RECORDS SHOWN =>
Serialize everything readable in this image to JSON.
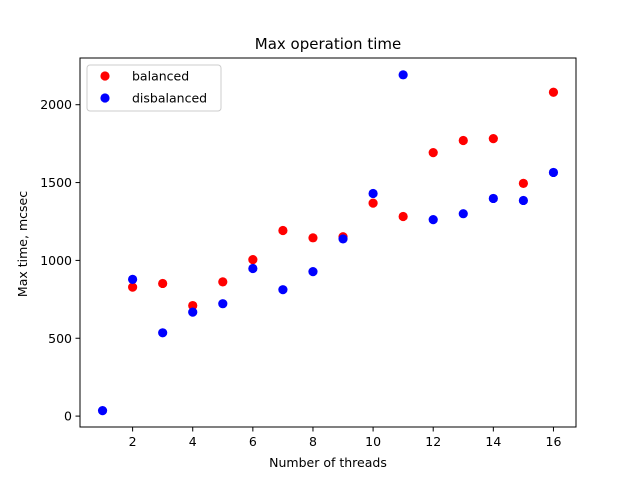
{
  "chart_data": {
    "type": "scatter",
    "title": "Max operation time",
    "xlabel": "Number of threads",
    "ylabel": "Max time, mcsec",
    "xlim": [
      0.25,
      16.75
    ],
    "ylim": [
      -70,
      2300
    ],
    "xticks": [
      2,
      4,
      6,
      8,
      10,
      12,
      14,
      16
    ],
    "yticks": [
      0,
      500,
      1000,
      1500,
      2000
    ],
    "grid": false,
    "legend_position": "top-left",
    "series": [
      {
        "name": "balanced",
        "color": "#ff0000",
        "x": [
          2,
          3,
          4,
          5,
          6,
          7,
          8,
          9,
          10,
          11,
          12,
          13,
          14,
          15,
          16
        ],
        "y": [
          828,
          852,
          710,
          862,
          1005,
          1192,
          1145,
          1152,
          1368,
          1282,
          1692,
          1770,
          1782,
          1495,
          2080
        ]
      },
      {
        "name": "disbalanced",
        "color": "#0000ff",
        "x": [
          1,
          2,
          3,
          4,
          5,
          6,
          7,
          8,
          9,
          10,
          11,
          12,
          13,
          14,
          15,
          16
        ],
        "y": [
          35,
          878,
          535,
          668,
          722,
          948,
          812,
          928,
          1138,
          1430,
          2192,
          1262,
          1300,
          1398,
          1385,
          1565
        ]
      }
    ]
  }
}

---

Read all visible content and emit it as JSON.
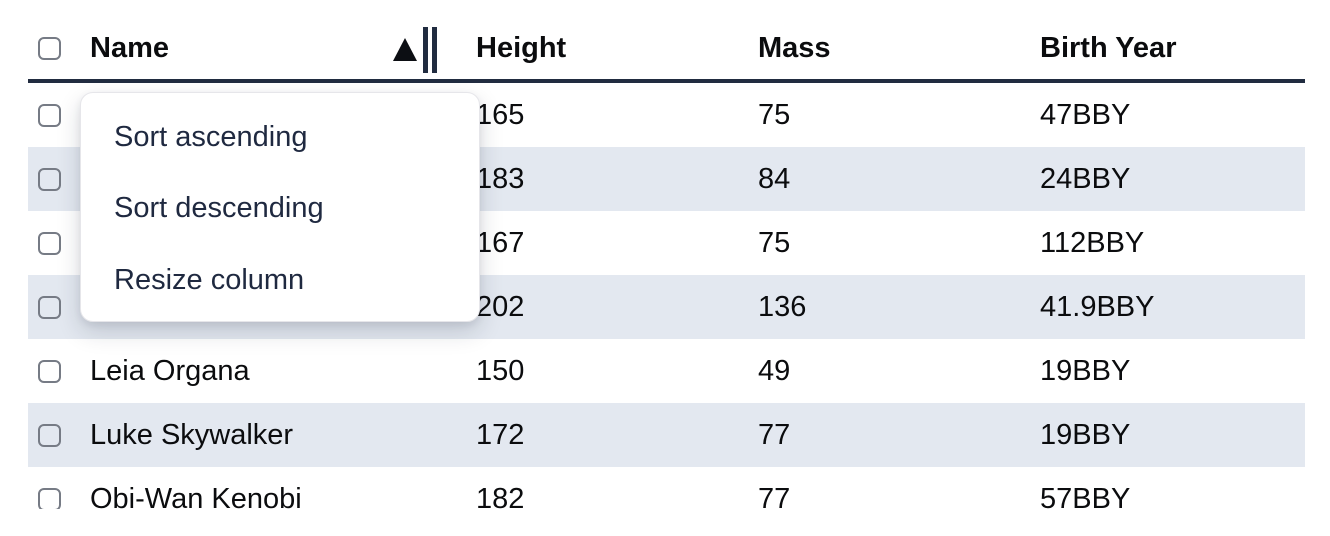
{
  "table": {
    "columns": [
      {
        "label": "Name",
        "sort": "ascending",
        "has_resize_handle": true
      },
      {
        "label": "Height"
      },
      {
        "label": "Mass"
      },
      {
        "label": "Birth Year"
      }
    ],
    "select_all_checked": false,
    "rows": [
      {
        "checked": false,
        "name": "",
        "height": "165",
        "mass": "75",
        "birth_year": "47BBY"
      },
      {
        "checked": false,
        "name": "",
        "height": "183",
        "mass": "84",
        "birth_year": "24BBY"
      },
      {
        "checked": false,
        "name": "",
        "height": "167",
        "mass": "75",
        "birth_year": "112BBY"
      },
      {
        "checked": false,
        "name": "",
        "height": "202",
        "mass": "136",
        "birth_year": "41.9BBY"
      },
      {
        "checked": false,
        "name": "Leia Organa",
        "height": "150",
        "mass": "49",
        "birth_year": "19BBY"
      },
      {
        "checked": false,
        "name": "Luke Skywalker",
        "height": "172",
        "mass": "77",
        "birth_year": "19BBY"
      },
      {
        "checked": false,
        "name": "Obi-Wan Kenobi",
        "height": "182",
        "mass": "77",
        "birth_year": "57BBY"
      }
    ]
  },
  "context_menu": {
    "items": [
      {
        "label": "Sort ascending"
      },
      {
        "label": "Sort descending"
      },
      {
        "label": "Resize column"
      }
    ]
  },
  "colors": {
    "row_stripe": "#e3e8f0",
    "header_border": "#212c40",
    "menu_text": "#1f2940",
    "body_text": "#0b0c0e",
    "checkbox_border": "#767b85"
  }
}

...

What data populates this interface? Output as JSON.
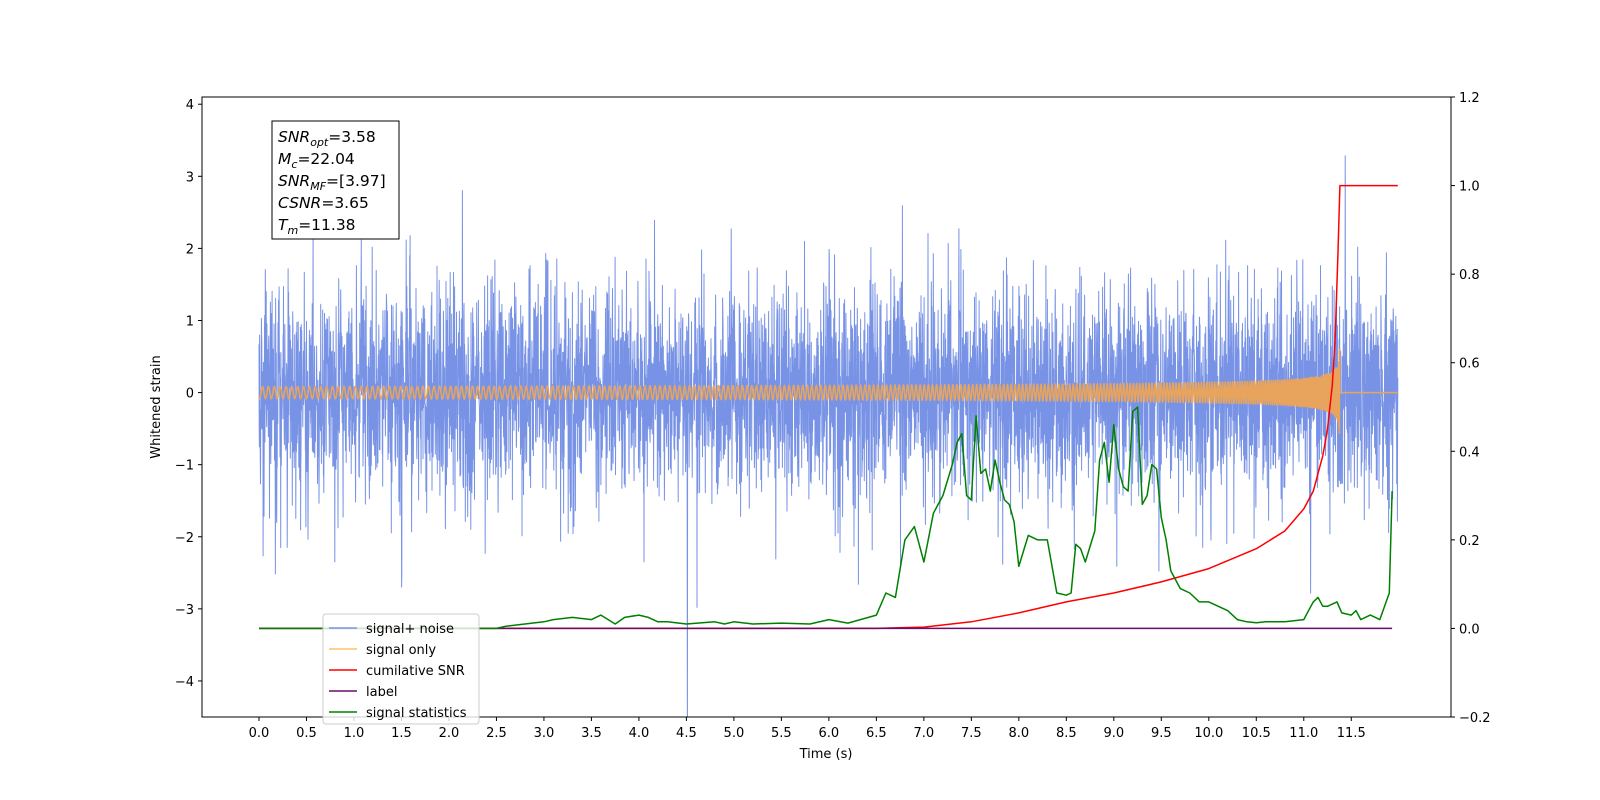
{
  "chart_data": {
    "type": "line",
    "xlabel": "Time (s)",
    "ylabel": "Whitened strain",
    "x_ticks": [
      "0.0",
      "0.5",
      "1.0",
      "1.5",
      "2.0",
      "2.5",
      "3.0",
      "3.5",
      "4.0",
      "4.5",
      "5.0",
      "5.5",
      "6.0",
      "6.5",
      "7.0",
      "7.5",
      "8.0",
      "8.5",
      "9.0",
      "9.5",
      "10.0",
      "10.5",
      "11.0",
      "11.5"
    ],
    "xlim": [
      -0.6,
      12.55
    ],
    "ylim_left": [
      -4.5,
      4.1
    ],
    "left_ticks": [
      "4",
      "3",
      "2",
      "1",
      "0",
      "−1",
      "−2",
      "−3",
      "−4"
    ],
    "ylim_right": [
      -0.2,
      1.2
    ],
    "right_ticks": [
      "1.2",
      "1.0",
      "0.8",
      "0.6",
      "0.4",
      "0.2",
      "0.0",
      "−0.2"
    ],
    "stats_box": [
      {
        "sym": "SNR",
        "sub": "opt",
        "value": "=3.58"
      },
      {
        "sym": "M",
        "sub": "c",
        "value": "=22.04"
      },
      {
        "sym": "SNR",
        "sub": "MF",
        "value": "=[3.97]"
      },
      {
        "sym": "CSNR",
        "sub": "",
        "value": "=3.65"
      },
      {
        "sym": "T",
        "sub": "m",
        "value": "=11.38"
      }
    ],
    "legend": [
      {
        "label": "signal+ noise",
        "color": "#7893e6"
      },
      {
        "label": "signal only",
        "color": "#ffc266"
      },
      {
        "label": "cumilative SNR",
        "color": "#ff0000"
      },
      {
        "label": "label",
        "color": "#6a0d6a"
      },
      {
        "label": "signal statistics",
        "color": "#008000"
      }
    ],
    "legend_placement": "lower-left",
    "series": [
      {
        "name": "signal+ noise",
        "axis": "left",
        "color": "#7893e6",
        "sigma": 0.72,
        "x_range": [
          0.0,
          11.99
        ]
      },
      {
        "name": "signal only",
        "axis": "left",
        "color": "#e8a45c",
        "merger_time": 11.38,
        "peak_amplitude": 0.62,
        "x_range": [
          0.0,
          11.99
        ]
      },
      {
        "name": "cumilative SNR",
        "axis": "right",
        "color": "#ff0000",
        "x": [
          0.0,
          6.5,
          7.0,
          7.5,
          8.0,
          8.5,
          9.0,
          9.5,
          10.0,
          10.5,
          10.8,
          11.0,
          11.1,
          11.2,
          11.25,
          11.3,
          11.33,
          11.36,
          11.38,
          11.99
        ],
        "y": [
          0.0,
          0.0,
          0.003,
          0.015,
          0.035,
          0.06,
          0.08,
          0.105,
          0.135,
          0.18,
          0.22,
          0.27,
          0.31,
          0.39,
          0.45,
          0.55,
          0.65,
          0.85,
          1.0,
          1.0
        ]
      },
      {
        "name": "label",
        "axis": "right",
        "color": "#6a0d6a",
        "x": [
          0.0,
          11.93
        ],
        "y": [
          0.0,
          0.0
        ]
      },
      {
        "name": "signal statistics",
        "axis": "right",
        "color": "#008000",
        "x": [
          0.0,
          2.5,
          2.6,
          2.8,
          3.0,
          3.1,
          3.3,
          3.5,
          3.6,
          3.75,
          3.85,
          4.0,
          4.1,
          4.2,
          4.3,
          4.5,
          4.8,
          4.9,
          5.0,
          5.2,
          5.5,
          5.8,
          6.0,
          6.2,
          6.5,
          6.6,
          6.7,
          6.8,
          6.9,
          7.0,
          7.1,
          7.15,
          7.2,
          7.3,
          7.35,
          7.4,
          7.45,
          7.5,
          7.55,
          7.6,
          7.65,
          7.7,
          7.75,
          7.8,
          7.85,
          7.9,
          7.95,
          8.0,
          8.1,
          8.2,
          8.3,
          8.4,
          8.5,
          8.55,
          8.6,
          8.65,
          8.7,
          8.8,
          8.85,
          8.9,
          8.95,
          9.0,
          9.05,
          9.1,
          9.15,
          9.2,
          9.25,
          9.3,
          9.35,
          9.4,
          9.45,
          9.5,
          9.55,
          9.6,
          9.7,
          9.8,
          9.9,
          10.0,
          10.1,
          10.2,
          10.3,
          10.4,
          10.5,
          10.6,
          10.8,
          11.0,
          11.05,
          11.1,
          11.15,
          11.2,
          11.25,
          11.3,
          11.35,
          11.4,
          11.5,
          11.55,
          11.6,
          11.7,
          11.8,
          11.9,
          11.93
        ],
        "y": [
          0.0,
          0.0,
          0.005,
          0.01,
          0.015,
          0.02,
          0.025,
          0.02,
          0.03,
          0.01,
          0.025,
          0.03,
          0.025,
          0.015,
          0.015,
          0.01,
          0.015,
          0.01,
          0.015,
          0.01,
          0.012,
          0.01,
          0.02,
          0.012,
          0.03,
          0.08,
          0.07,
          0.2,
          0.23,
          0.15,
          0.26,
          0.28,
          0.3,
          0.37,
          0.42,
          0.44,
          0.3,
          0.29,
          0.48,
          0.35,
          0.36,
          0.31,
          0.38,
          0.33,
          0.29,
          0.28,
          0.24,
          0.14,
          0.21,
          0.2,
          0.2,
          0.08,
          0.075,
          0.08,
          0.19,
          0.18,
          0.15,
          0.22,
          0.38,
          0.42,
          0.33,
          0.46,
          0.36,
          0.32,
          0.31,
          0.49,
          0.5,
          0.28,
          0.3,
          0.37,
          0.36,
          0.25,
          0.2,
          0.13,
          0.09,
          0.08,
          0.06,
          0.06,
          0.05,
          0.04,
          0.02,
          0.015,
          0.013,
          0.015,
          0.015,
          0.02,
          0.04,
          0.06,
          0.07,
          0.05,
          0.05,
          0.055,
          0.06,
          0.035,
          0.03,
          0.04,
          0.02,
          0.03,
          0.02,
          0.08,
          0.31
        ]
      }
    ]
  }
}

DIRECTIONS =>
List each line of the entries that holds the string "statistics".

COMPLETE OUTPUT =>
        "label": "signal statistics",
        "name": "signal statistics",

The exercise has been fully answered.